Set task:
Repeat the part of the entries that opens with the line containing "Detect and localize" and closes with the line containing "193, 1016, 225]", including both of those lines. Leave the pictures out of your answer.
[START Records provided]
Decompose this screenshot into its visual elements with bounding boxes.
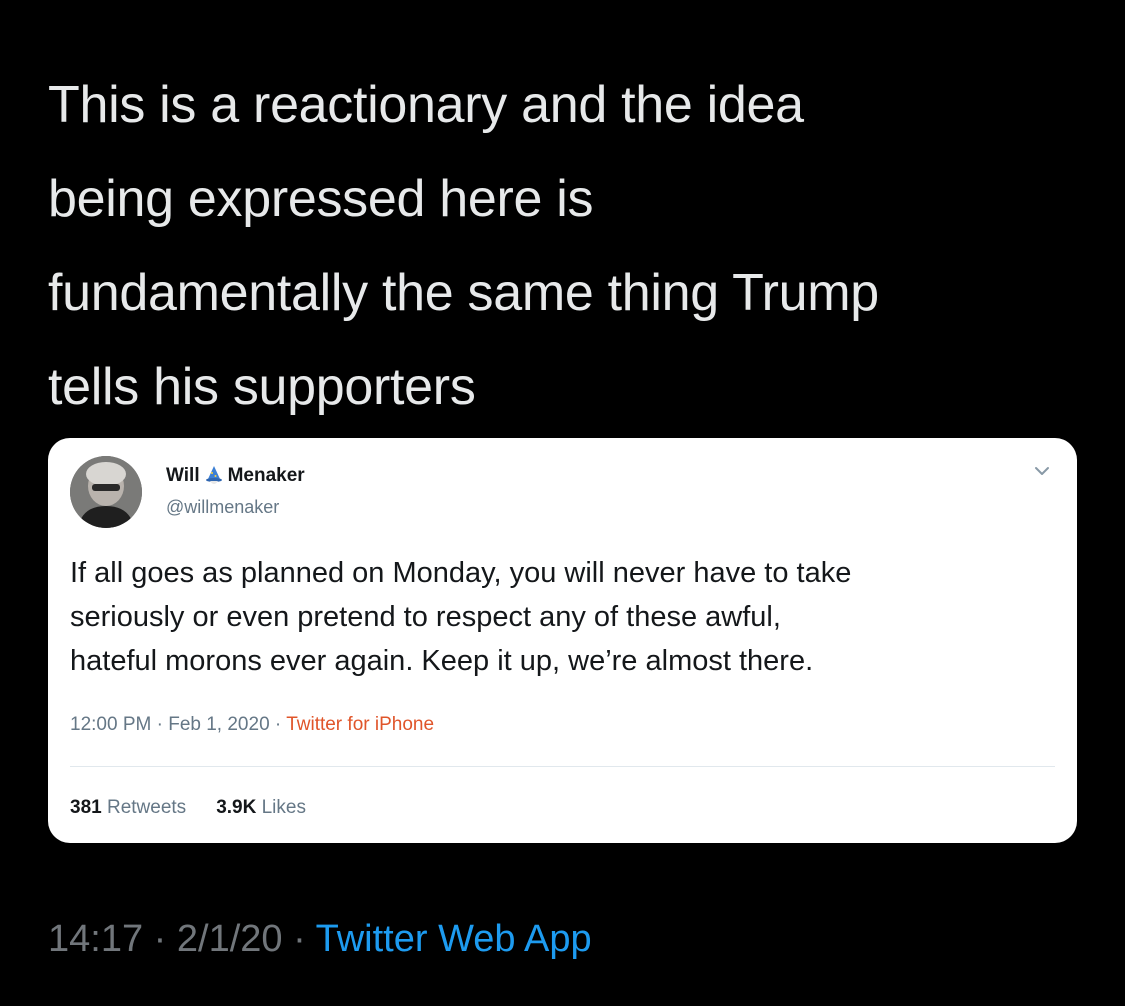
[END Records provided]
[START Records provided]
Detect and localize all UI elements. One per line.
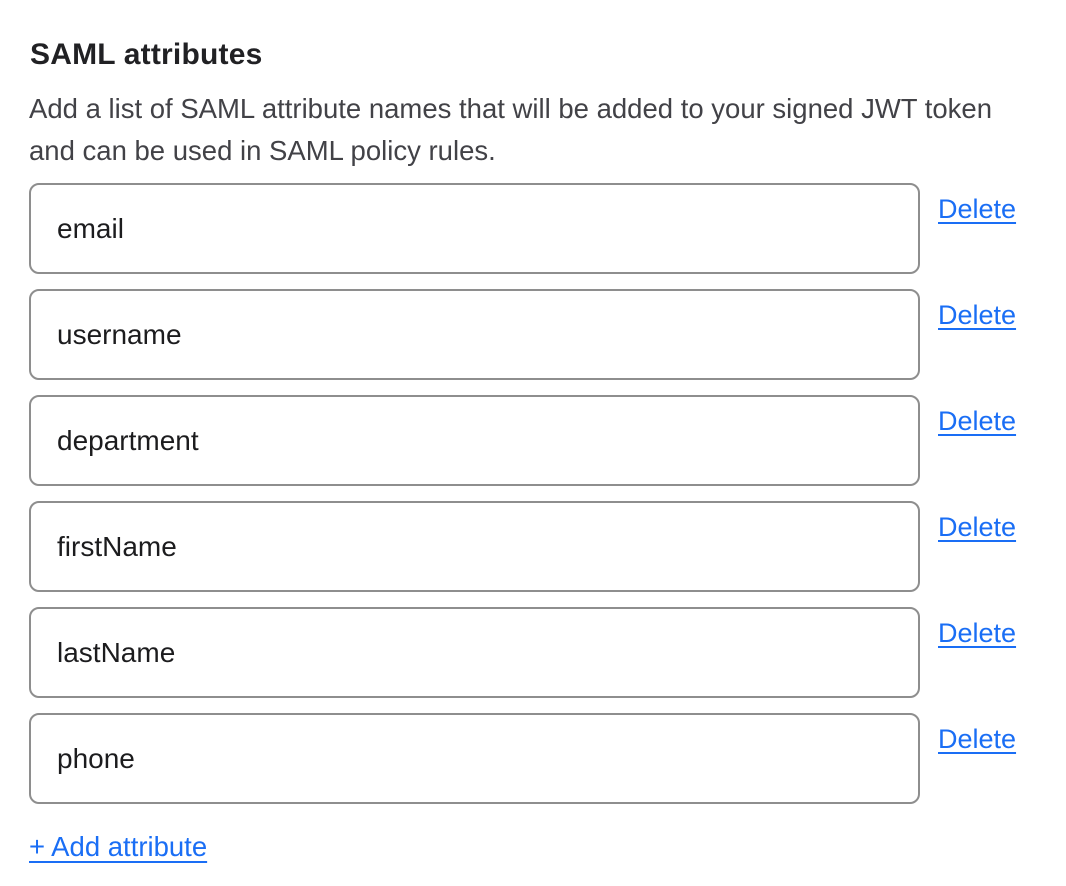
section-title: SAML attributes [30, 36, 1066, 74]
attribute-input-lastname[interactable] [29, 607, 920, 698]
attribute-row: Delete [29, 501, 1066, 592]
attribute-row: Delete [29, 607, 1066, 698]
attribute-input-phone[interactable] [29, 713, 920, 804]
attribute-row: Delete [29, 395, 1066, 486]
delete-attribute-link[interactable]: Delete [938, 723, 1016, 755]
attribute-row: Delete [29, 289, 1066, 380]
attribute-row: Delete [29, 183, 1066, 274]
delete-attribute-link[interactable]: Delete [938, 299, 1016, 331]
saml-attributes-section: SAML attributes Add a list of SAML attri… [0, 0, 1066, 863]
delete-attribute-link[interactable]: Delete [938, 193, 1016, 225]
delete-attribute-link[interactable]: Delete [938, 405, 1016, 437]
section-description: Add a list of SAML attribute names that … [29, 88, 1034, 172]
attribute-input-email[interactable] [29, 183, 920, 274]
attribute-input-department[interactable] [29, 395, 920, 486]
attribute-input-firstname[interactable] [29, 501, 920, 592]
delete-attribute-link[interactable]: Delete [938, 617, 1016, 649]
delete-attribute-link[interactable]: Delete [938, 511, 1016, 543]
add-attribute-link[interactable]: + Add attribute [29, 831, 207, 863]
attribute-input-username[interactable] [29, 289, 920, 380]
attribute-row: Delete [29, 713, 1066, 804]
[END Records provided]
The answer:
Detect and localize all UI elements. One per line.
section-title: SAML attributes [30, 36, 1066, 74]
attribute-input-lastname[interactable] [29, 607, 920, 698]
attribute-row: Delete [29, 501, 1066, 592]
attribute-row: Delete [29, 607, 1066, 698]
attribute-input-phone[interactable] [29, 713, 920, 804]
attribute-row: Delete [29, 395, 1066, 486]
delete-attribute-link[interactable]: Delete [938, 723, 1016, 755]
attribute-row: Delete [29, 289, 1066, 380]
attribute-row: Delete [29, 183, 1066, 274]
delete-attribute-link[interactable]: Delete [938, 299, 1016, 331]
saml-attributes-section: SAML attributes Add a list of SAML attri… [0, 0, 1066, 863]
delete-attribute-link[interactable]: Delete [938, 193, 1016, 225]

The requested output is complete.